+++ Records to use

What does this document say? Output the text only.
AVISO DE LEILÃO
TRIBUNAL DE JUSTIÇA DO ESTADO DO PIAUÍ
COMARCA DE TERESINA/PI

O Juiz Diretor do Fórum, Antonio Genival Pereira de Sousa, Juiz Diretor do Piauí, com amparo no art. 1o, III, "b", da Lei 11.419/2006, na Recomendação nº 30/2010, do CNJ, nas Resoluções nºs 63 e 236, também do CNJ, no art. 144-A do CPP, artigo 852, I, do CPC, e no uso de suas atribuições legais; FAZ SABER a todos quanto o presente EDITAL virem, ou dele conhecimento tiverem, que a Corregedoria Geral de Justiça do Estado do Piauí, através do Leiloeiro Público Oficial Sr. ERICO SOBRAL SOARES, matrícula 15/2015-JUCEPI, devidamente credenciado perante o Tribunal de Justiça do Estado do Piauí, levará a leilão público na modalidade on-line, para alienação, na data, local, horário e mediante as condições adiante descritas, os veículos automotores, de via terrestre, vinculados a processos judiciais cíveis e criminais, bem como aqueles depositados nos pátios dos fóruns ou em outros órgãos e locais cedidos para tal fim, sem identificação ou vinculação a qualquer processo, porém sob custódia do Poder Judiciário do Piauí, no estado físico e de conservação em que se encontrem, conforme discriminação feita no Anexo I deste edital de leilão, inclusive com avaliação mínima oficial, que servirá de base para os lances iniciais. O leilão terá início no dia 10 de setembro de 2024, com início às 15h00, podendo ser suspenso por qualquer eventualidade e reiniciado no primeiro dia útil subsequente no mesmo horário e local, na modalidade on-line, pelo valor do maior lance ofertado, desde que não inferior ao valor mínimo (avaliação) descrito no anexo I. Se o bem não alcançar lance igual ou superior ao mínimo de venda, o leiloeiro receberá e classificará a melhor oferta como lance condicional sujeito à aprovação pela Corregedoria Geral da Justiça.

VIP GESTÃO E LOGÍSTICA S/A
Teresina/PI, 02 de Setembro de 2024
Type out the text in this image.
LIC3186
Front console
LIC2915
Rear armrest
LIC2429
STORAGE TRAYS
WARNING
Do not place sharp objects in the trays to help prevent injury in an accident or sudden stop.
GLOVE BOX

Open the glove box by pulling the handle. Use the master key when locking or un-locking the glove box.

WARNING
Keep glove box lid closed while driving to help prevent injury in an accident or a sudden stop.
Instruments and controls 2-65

++++++

§ **Work to do**
Extract, exactly, the lines above that begin at the line containing "Type out the text in this image." and end at the final line of the records; add no other text.

§ **Written answer**
Type out the text in this image.
LIC3186
Front console
LIC2915
Rear armrest
LIC2429
STORAGE TRAYS
WARNING
Do not place sharp objects in the trays to help prevent injury in an accident or sudden stop.
GLOVE BOX

Open the glove box by pulling the handle. Use the master key when locking or un-locking the glove box.

WARNING
Keep glove box lid closed while driving to help prevent injury in an accident or a sudden stop.
Instruments and controls 2-65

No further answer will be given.